[Collected data]

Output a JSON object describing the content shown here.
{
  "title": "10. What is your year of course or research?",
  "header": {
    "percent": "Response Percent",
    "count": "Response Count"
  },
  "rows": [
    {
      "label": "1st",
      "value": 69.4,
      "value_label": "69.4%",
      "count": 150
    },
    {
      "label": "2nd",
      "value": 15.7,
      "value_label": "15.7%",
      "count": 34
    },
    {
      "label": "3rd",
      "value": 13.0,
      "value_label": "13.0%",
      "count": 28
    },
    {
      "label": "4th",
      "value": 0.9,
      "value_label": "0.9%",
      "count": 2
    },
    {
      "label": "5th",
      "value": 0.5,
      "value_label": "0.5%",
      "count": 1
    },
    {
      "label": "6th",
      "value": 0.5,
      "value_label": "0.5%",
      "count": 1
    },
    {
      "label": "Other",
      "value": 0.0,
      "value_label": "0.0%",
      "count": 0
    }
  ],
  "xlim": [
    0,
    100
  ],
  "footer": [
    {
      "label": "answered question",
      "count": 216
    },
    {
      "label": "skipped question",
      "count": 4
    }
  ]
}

◆ **TASK STATEMENT**: Count how many lines in the data contain the word "Response", giving the number without comment.

◆ **ANSWER TO THE EXERCISE**: 2